Exercise data ::

+-------+

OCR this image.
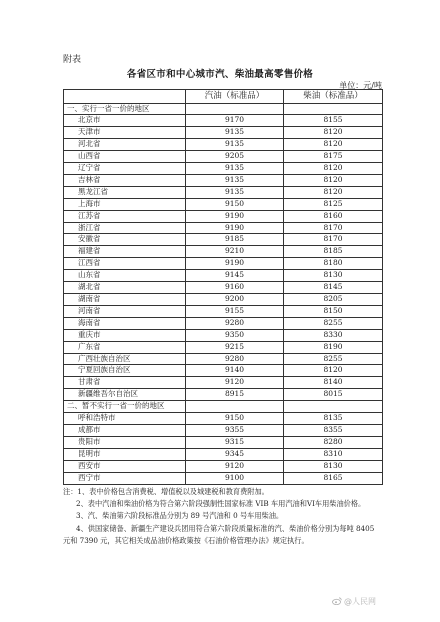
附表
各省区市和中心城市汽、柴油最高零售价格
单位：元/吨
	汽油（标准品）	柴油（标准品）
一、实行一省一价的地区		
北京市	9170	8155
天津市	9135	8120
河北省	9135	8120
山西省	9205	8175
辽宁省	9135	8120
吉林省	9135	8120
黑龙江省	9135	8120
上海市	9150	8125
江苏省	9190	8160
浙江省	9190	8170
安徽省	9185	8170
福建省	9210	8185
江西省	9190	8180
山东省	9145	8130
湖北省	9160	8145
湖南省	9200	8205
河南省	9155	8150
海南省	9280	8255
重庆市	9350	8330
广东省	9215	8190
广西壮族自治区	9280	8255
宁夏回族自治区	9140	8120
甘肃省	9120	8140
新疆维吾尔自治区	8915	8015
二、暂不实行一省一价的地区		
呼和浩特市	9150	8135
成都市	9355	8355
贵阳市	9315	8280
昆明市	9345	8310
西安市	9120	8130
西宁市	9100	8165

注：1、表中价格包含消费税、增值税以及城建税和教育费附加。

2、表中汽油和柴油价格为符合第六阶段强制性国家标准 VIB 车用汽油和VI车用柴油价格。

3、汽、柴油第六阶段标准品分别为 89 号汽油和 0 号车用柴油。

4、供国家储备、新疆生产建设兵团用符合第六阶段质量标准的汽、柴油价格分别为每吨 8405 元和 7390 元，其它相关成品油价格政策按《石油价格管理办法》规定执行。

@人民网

+-------+

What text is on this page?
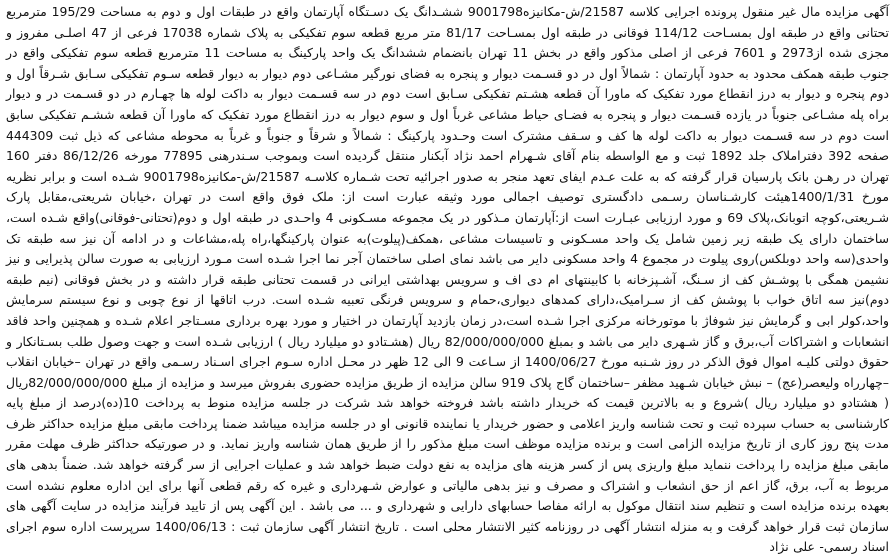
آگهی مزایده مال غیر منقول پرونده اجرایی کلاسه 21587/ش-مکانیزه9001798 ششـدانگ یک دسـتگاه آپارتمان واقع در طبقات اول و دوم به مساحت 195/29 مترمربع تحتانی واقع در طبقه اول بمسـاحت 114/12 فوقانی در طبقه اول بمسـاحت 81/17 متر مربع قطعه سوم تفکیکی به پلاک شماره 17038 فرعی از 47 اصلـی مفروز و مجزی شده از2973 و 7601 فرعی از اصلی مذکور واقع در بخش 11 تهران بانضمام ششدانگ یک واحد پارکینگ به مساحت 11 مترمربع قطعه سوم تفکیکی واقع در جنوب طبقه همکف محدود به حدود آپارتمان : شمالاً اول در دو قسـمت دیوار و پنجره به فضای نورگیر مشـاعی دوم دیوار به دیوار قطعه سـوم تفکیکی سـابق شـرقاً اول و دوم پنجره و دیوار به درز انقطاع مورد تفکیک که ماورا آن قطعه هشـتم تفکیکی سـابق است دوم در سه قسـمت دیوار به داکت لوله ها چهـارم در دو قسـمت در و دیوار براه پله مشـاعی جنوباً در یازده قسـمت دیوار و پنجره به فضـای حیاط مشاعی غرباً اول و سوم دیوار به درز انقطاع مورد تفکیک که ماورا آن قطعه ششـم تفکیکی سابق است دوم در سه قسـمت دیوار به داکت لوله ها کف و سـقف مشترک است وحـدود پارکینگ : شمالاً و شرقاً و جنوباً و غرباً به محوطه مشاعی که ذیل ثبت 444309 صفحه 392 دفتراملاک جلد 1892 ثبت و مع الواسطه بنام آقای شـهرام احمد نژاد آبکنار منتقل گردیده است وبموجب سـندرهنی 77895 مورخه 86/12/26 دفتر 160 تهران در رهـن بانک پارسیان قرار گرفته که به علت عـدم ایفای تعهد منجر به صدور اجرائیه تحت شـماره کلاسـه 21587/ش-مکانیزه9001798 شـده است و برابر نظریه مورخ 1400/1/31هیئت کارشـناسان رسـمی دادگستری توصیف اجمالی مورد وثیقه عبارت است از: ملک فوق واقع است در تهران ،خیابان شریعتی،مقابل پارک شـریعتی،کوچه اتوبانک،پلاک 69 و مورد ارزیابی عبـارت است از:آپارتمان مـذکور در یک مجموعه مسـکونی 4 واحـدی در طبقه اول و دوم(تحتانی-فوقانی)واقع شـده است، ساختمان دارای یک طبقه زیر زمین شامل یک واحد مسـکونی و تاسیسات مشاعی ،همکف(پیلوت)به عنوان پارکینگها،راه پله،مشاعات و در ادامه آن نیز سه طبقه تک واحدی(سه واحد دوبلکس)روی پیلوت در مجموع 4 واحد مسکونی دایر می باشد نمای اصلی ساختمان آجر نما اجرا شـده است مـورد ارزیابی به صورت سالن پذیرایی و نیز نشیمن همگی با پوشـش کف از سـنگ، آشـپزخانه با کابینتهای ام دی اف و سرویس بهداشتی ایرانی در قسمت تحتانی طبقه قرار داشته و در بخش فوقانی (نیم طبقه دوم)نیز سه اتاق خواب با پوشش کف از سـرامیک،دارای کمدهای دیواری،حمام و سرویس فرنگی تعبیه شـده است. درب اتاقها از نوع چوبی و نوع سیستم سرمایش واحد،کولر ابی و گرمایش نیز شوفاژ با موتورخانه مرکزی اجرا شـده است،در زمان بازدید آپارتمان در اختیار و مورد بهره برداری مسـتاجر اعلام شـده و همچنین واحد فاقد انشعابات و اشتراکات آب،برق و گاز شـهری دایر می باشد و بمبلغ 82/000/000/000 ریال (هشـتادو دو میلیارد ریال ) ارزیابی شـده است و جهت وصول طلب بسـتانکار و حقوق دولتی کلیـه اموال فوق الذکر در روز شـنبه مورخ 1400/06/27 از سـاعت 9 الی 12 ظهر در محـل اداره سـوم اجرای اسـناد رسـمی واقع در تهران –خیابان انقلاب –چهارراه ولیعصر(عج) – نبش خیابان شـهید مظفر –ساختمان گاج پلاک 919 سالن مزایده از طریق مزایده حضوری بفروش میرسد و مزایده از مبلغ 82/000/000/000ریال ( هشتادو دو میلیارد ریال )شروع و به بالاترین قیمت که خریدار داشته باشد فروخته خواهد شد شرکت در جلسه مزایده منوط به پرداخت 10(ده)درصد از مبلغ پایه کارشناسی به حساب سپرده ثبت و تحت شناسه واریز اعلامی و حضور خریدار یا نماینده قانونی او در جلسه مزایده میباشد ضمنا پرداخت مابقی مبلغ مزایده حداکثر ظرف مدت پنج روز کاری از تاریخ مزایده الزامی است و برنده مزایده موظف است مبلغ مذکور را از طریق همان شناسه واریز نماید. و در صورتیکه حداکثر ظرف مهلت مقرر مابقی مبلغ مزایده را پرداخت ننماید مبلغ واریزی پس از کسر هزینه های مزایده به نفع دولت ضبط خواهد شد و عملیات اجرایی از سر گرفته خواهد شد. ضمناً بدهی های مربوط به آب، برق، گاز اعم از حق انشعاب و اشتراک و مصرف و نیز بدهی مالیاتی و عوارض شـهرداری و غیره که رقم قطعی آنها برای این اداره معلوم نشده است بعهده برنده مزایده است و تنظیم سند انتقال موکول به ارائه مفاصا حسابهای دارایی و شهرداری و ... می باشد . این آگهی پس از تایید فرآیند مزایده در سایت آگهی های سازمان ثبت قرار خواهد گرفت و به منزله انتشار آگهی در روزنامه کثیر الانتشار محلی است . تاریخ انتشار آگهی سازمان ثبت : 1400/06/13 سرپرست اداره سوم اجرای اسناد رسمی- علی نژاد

+-------+

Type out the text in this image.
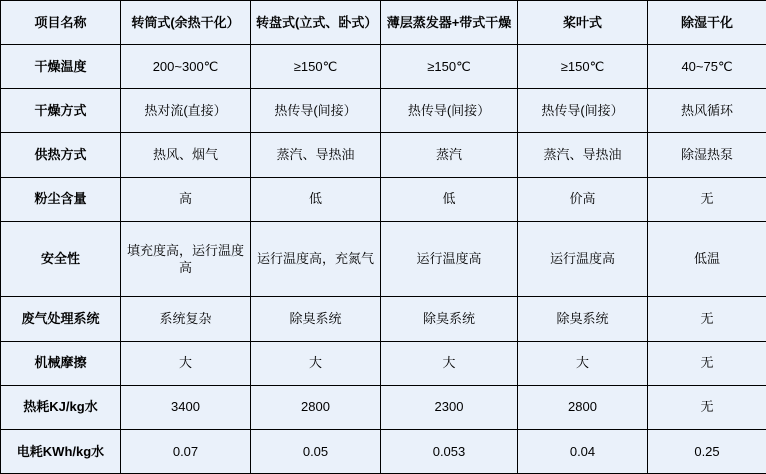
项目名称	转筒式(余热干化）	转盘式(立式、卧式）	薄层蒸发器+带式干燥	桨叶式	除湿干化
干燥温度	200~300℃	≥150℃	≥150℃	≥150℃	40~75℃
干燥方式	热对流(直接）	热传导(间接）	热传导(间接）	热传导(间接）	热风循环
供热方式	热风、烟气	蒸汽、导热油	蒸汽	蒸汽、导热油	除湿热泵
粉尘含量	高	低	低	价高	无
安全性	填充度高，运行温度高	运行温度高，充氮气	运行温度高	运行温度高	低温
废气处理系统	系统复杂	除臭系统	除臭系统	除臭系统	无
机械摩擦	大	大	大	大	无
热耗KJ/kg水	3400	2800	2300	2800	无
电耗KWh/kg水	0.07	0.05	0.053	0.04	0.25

+-------+

Your goal :: Copy out every line holding the string "text".

Task solution ::
What text is on this page?
Type out the text in this image.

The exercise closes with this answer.